→ **GIVEN TASK A**
In the entries, return unchanged the stretch from the line containing "step-text: Drücken Sie die FUNC" through the line containing "lcd-top-char <box>256 792 279 834</box>", with both of those lines included.

══ PASSAGE ══

Finding conditional expectation of conditional distribution

Question

Let $a \sim N(\mu_a,1/\tau)$, and $s = a + \epsilon$, where $\epsilon \sim N(0,1/\eta)$. I know that because both $a$ and $\epsilon$ is normal distribution, s must also be normally distributed with $s \sim N(\mu_a,\dfrac{\tau +\eta}{\tau\eta})$. $s$ is interpreted as a signal to $a$ that is not observed. Then the conditional expectation of $a$ given $s$ is given by:

\begin{align*} \mathbb{E}[a \mid s] & = \mu_a + \dfrac{cov(a,s)}{var(s)}(s-\mu_a)\\ & = \mu_a + \dfrac{\dfrac{1}{\tau}}{\dfrac{\tau + \eta}{\tau \eta}}(s-\mu_a) \\ & = \dfrac{\tau \mu_a + \eta s}{\tau + \eta} \end{align*}

Consider another $\tilde{s} = a + \tilde{\epsilon}$, where $\tilde{\epsilon} \sim N(0,1/\tilde{\eta})$. This is another signal to $a$, and $\tilde{\epsilon}$ is independent from $\epsilon$. We observe $s$ first, and update the belief, and then observe $\tilde{s}$. I would like to compute the expected value of $a$ given $s$, conditional on $\tilde{s}$.

═══
══ RECORDS FOR THIS EXERCISE ══

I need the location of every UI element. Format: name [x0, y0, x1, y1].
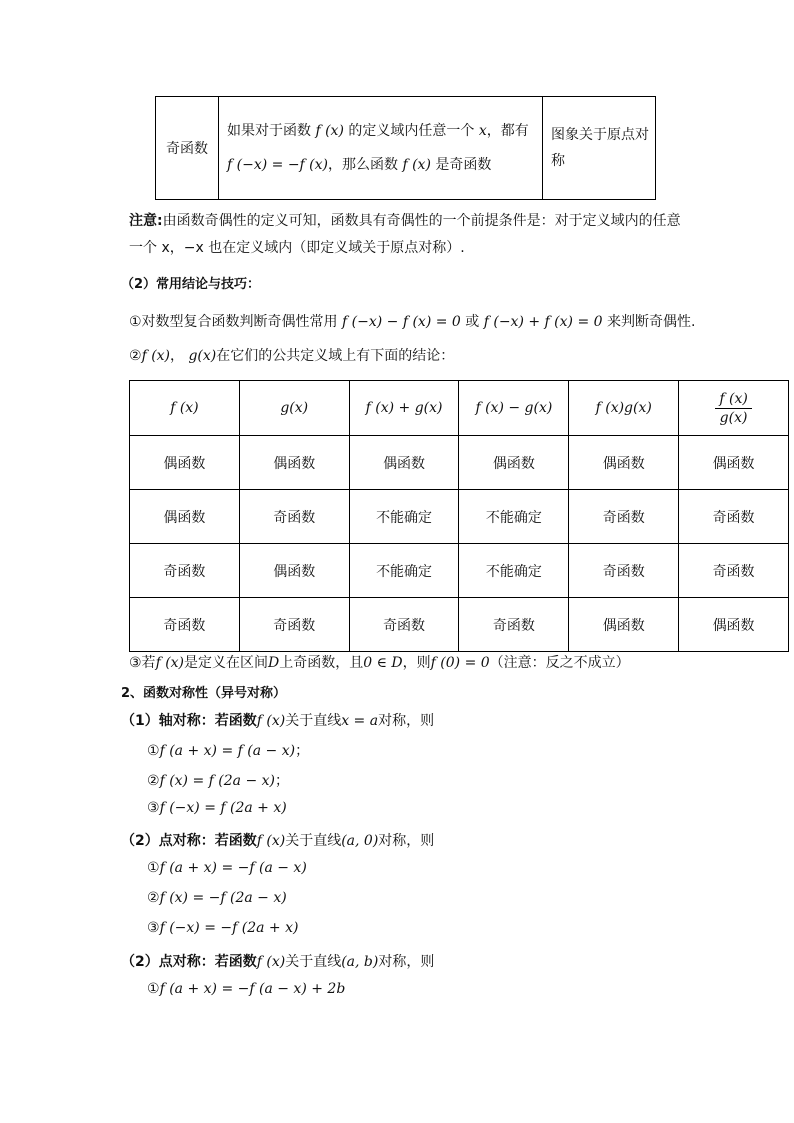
- table-cell: 偶函数: [349, 436, 459, 490]
- formula-condition: 0 ∈ D: [363, 655, 403, 671]
- header-gx: g(x): [239, 381, 349, 436]
- table-cell: 不能确定: [349, 490, 459, 544]
- formula-fx: f (x): [155, 655, 185, 671]
- point2-symmetry-heading: [121, 951, 434, 971]
- item-text: 来判断奇偶性.: [607, 314, 696, 330]
- definition-cell: [219, 97, 543, 200]
- formula: f (−x) = f (2a + x): [159, 800, 287, 816]
- table-cell: 偶函数: [679, 598, 789, 652]
- table-cell: 偶函数: [239, 544, 349, 598]
- item-text: ，: [170, 348, 185, 364]
- formula-point: (a, b): [341, 954, 379, 970]
- definition-text: ，那么函数: [328, 157, 398, 173]
- item-mark: ①: [147, 743, 160, 759]
- table-header-row: [130, 381, 789, 436]
- table-cell: 奇函数: [569, 544, 679, 598]
- fraction-denominator: g(x): [719, 409, 748, 426]
- graph-property-cell: [543, 97, 656, 200]
- table-cell: 奇函数: [459, 598, 569, 652]
- item-text: 是定义在区间: [184, 655, 269, 671]
- item-text: 上奇函数，且: [279, 655, 364, 671]
- conclusion-item-1: [129, 311, 695, 331]
- formula-gx: g(x): [188, 348, 217, 364]
- formula: f (a + x) = f (a − x): [159, 743, 296, 759]
- item-text: ①对数型复合函数判断奇偶性常用: [129, 314, 338, 330]
- table-cell: 奇函数: [349, 598, 459, 652]
- point-symmetry-heading: [121, 830, 434, 850]
- formula-x: x: [478, 123, 487, 139]
- table-cell: 不能确定: [459, 544, 569, 598]
- item-mark: ①: [147, 981, 160, 997]
- heading-text: 对称，则: [378, 954, 435, 970]
- point-item-3: [147, 920, 298, 936]
- graph-property-text: 图象关于原点对称: [551, 127, 649, 169]
- table-row: [130, 490, 789, 544]
- table-cell: 奇函数: [239, 598, 349, 652]
- formula-axis: x = a: [341, 713, 379, 729]
- header-product: f (x)g(x): [569, 381, 679, 436]
- formula-diff: f (−x) − f (x) = 0: [342, 314, 461, 330]
- heading-text: 关于直线: [285, 713, 342, 729]
- definition-line-1: [227, 114, 542, 148]
- formula-fx: f (x): [315, 123, 344, 139]
- formula-point: (a, 0): [341, 833, 379, 849]
- table-cell: 不能确定: [459, 490, 569, 544]
- formula: f (x) = f (2a − x): [159, 773, 275, 789]
- formula-domain: D: [268, 655, 280, 671]
- heading-text: 关于直线: [285, 833, 342, 849]
- table-row: [130, 436, 789, 490]
- table-cell: 偶函数: [130, 436, 240, 490]
- item-mark: ③: [147, 800, 160, 816]
- symmetry-title: 2、函数对称性（异号对称）: [121, 686, 287, 701]
- axis-item-3: [147, 800, 287, 816]
- conclusion-item-2: [129, 345, 454, 365]
- table-cell: 不能确定: [349, 544, 459, 598]
- formula-fx: f (x): [256, 954, 286, 970]
- item-text: ；: [295, 743, 310, 759]
- item-mark: ③: [147, 920, 160, 936]
- axis-item-1: [147, 740, 309, 760]
- formula: f (x) = −f (2a − x): [159, 890, 287, 906]
- item-text: ③若: [129, 655, 156, 671]
- heading-text: 对称，则: [378, 713, 435, 729]
- table-cell: 奇函数: [130, 544, 240, 598]
- heading-text: （2）点对称：若函数: [121, 833, 257, 849]
- formula: f (a + x) = −f (a − x) + 2b: [159, 981, 346, 997]
- conclusion-item-3: [129, 652, 630, 672]
- note-line-2: [129, 237, 465, 257]
- table-cell: 奇函数: [569, 490, 679, 544]
- formula-odd-condition: f (−x) = −f (x): [227, 157, 328, 173]
- formula: f (−x) = −f (2a + x): [159, 920, 299, 936]
- table-cell: 偶函数: [239, 436, 349, 490]
- item-mark: ②: [147, 890, 160, 906]
- formula-sum: f (−x) + f (x) = 0: [483, 314, 603, 330]
- parity-combination-table: [129, 380, 789, 652]
- table-cell: 偶函数: [569, 436, 679, 490]
- item-note: （注意：反之不成立）: [489, 655, 630, 671]
- table-cell: 偶函数: [459, 436, 569, 490]
- fraction-numerator: f (x): [715, 391, 751, 409]
- point-item-2: [147, 890, 287, 906]
- row-label: 奇函数: [166, 141, 208, 157]
- definition-text: 如果对于函数: [227, 123, 311, 139]
- table-cell: 奇函数: [239, 490, 349, 544]
- header-difference: f (x) − g(x): [459, 381, 569, 436]
- table-cell: 奇函数: [679, 544, 789, 598]
- table-cell: 偶函数: [130, 490, 240, 544]
- point2-item-1: [147, 981, 345, 997]
- table-row: [130, 598, 789, 652]
- item-mark: ①: [147, 860, 160, 876]
- table-cell: 偶函数: [679, 436, 789, 490]
- table-cell: 偶函数: [569, 598, 679, 652]
- item-mark: ②: [129, 348, 142, 364]
- row-label-cell: [156, 97, 219, 200]
- definition-line-2: [227, 148, 542, 182]
- item-mark: ②: [147, 773, 160, 789]
- axis-symmetry-heading: [121, 710, 434, 730]
- note-text: 由函数奇偶性的定义可知，函数具有奇偶性的一个前提条件是：对于定义域内的任意: [162, 213, 681, 229]
- heading-text: 对称，则: [378, 833, 435, 849]
- axis-item-2: [147, 770, 289, 790]
- table-cell: 奇函数: [679, 490, 789, 544]
- item-text: 在它们的公共定义域上有下面的结论：: [216, 348, 455, 364]
- heading-text: （2）点对称：若函数: [121, 954, 257, 970]
- definition-text: 的定义域内任意一个: [348, 123, 475, 139]
- header-sum: f (x) + g(x): [349, 381, 459, 436]
- header-fx: f (x): [130, 381, 240, 436]
- odd-function-definition-table: [155, 96, 656, 200]
- formula-fx: f (x): [256, 833, 286, 849]
- formula-fx: f (x): [402, 157, 431, 173]
- definition-text: 是奇函数: [435, 157, 492, 173]
- formula: f (a + x) = −f (a − x): [159, 860, 307, 876]
- item-text: 或: [465, 314, 480, 330]
- heading-text: （1）轴对称：若函数: [121, 713, 257, 729]
- point-item-1: [147, 860, 307, 876]
- formula-fx: f (x): [256, 713, 286, 729]
- formula-fx: f (x): [141, 348, 171, 364]
- item-text: ；: [274, 773, 289, 789]
- formula-result: f (0) = 0: [430, 655, 490, 671]
- note-text: 一个 x，−x 也在定义域内（即定义域关于原点对称）.: [129, 240, 465, 256]
- note-line-1: [129, 210, 681, 230]
- header-quotient: [679, 381, 789, 436]
- table-row: [130, 544, 789, 598]
- note-label: 注意:: [129, 213, 163, 229]
- item-text: ，则: [402, 655, 431, 671]
- heading-text: 关于直线: [285, 954, 342, 970]
- definition-text: ，都有: [486, 123, 529, 139]
- quotient-fraction: [715, 391, 751, 426]
- section-heading: （2）常用结论与技巧：: [121, 277, 261, 292]
- table-cell: 奇函数: [130, 598, 240, 652]
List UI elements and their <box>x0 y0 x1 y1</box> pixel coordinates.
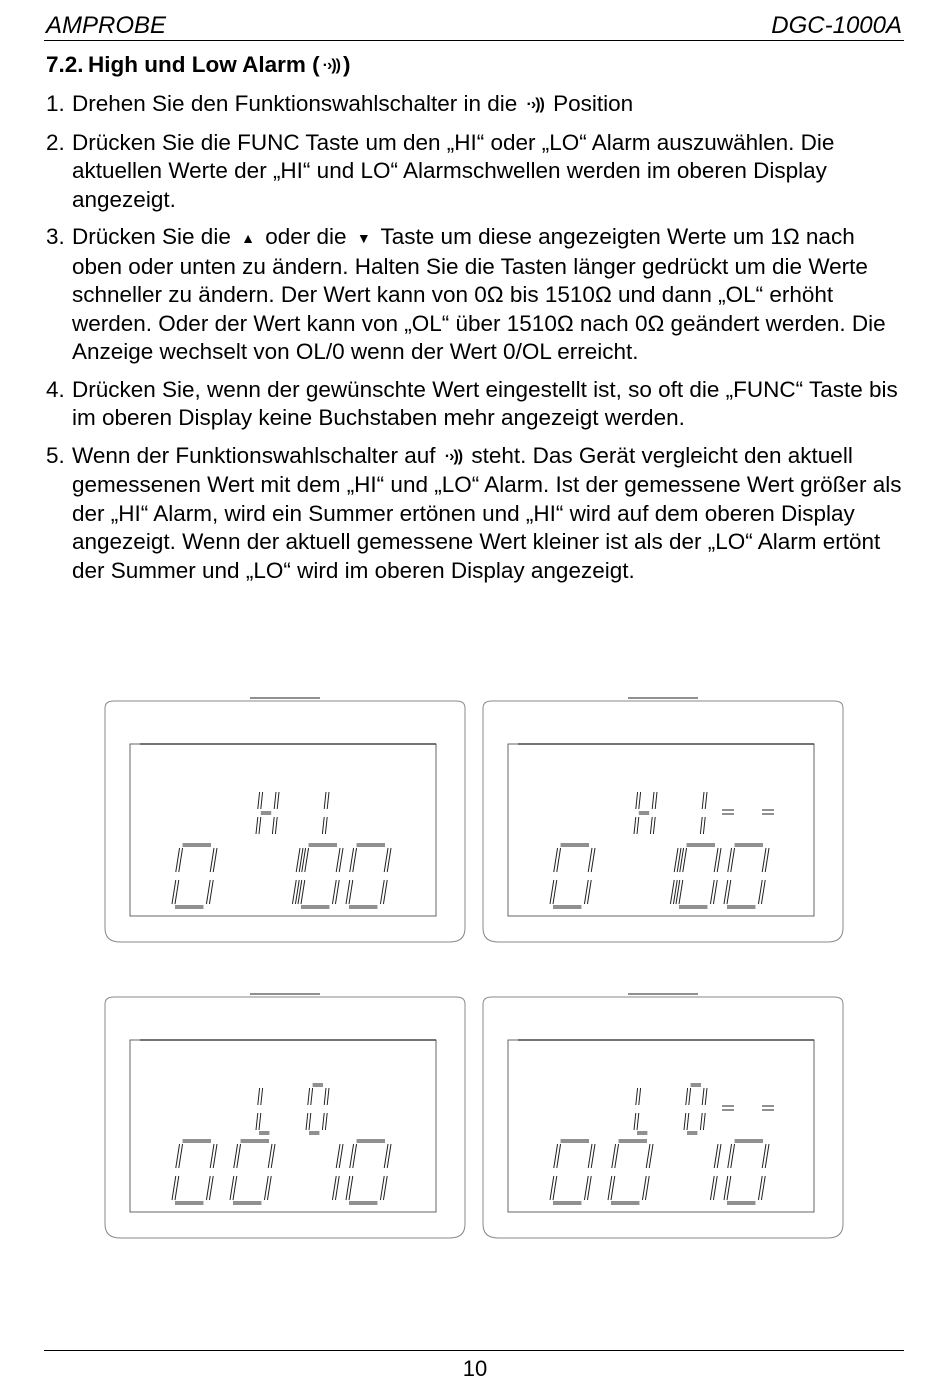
step-text: Drücken Sie die FUNC Taste um den „HI“ oder „LO“ Alarm auszuwählen. Die aktuellen Werte der „HI“ und LO“ Alarmschwellen werden im oberen Display angezeigt. <box>72 129 835 212</box>
list-item <box>46 442 904 586</box>
list-item <box>46 376 904 433</box>
lcd-main-digit <box>298 844 343 908</box>
section-number: 7.2. <box>46 52 84 77</box>
lcd-main-digit <box>332 1144 343 1200</box>
lcd-main-digit <box>710 1144 721 1200</box>
lcd-main-digit <box>172 1140 217 1204</box>
lcd-main-digit <box>670 848 681 904</box>
lcd-display-hi <box>100 696 470 946</box>
step-number: 5. <box>46 442 65 468</box>
lcd-main-digit <box>724 1140 769 1204</box>
lcd-main-digit <box>172 844 217 908</box>
lcd-main-digit <box>346 1140 391 1204</box>
step-list <box>46 90 904 594</box>
lcd-top-char <box>634 792 657 834</box>
down-arrow-icon: ▼ <box>356 230 371 246</box>
lcd-main-digit <box>550 844 595 908</box>
lcd-display-lo-set <box>478 992 848 1242</box>
brand-name: AMPROBE <box>46 12 167 39</box>
lcd-window <box>508 1040 814 1212</box>
lcd-display-lo <box>100 992 470 1242</box>
buzzer-icon: ·›)) <box>322 57 340 74</box>
lcd-top-char <box>256 792 279 834</box>
step-text: Position <box>553 91 634 116</box>
lcd-window <box>508 744 814 916</box>
lcd-top-char <box>306 1084 329 1134</box>
lcd-top-char <box>700 792 707 834</box>
lcd-main-digit <box>724 844 769 908</box>
lcd-main-digit <box>292 848 303 904</box>
step-number: 4. <box>46 376 65 402</box>
step-text: steht. Das Gerät vergleicht den aktuell gemessenen Wert mit dem „HI“ und „LO“ Alarm. Ist der gemessene Wert größer als der „HI“ Alarm, wird ein Summer ertönen und „HI“ wird auf dem oberen Display angezeigt. Wenn der aktuell gemessene Wert kleiner ist als der „LO“ Alarm ertönt der Summer und „LO“ wird im oberen Display angezeigt. <box>72 442 902 583</box>
lcd-frame <box>105 997 465 1238</box>
buzzer-icon: ·›)) <box>526 96 544 113</box>
step-text: Drehen Sie den Funktionswahlschalter in die <box>72 91 518 116</box>
section-title-end: ) <box>342 52 351 77</box>
lcd-window <box>130 744 436 916</box>
lcd-frame <box>105 701 465 942</box>
step-text: oder die <box>265 224 347 249</box>
lcd-main-digit <box>608 1140 653 1204</box>
up-arrow-icon: ▲ <box>241 230 255 246</box>
step-text: Wenn der Funktionswahlschalter auf <box>72 442 436 468</box>
step-number: 1. <box>46 91 65 116</box>
lcd-top-char <box>322 792 329 834</box>
lcd-main-digit <box>346 844 391 908</box>
step-number: 3. <box>46 224 65 249</box>
list-item <box>46 223 904 367</box>
section-heading <box>46 52 350 78</box>
page-header <box>44 10 904 41</box>
lcd-display-hi-set <box>478 696 848 946</box>
lcd-top-char <box>256 1088 269 1134</box>
section-title-text: High und Low Alarm ( <box>88 52 320 77</box>
step-text: Drücken Sie die <box>72 224 231 249</box>
lcd-main-digit <box>230 1140 275 1204</box>
step-text: Taste um diese angezeigten Werte um 1Ω nach oben oder unten zu ändern. Halten Sie die Tasten länger gedrückt um die Werte schneller zu ändern. Der Wert kann von 0Ω bis 1510Ω und dann „OL“ erhöht werden. Oder der Wert kann von „OL“ über 1510Ω nach 0Ω geändert werden. Die Anzeige wechselt von OL/0 wenn der Wert 0/OL erreicht. <box>72 224 886 364</box>
page-number: 10 <box>462 1356 488 1381</box>
lcd-frame <box>483 701 843 942</box>
buzzer-icon: ·›)) <box>444 447 463 465</box>
footer-divider <box>44 1350 904 1351</box>
model-name: DGC-1000A <box>771 12 902 39</box>
lcd-main-digit <box>550 1140 595 1204</box>
lcd-top-char <box>684 1084 707 1134</box>
list-item <box>46 90 904 120</box>
list-item <box>46 129 904 215</box>
lcd-main-digit <box>676 844 721 908</box>
lcd-window <box>130 1040 436 1212</box>
lcd-frame <box>483 997 843 1238</box>
step-text: Drücken Sie, wenn der gewünschte Wert eingestellt ist, so oft die „FUNC“ Taste bis im oberen Display keine Buchstaben mehr angezeigt werden. <box>72 376 898 430</box>
step-number: 2. <box>46 129 65 155</box>
lcd-top-char <box>634 1088 647 1134</box>
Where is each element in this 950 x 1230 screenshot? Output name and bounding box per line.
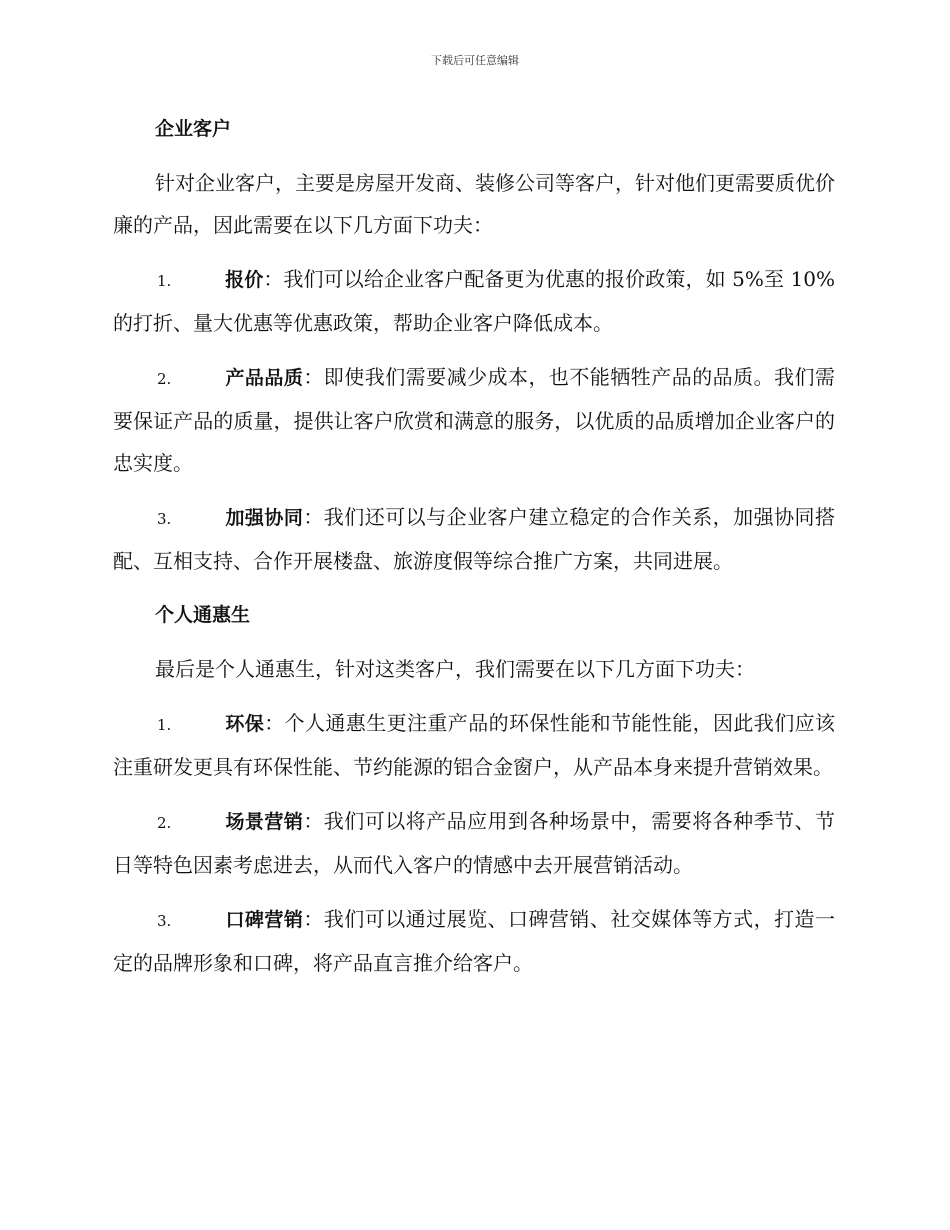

═══

→ **GIVEN TASK B**
According to the conditional expectation question, which of the two signals is observed first?

→ **SOLUTION A**
step-text: Drücken Sie die FUNC Taste um den „HI“ oder „LO“ Alarm auszuwählen. Die aktuellen Werte der „HI“ und LO“ Alarmschwellen werden im oberen Display angezeigt. <box>72 129 835 212</box>
list-item <box>46 442 904 586</box>
list-item <box>46 376 904 433</box>
lcd-main-digit <box>298 844 343 908</box>
section-number: 7.2. <box>46 52 84 77</box>
lcd-main-digit <box>332 1144 343 1200</box>
lcd-main-digit <box>710 1144 721 1200</box>
lcd-main-digit <box>172 1140 217 1204</box>
lcd-main-digit <box>670 848 681 904</box>
lcd-display-hi <box>100 696 470 946</box>
step-number: 5. <box>46 442 65 468</box>
lcd-main-digit <box>724 1140 769 1204</box>
lcd-main-digit <box>172 844 217 908</box>
lcd-main-digit <box>346 1140 391 1204</box>
step-list <box>46 90 904 594</box>
lcd-top-char <box>634 792 657 834</box>
down-arrow-icon: ▼ <box>356 230 371 246</box>
lcd-main-digit <box>550 844 595 908</box>
lcd-display-lo-set <box>478 992 848 1242</box>
brand-name: AMPROBE <box>46 12 167 39</box>
lcd-window <box>508 1040 814 1212</box>
lcd-display-lo <box>100 992 470 1242</box>
buzzer-icon: ·›)) <box>322 57 340 74</box>
lcd-top-char <box>256 792 279 834</box>

→ **SOLUTION B**
The signal $s$ is observed first, and $\tilde{s}$ is observed after the belief is updated.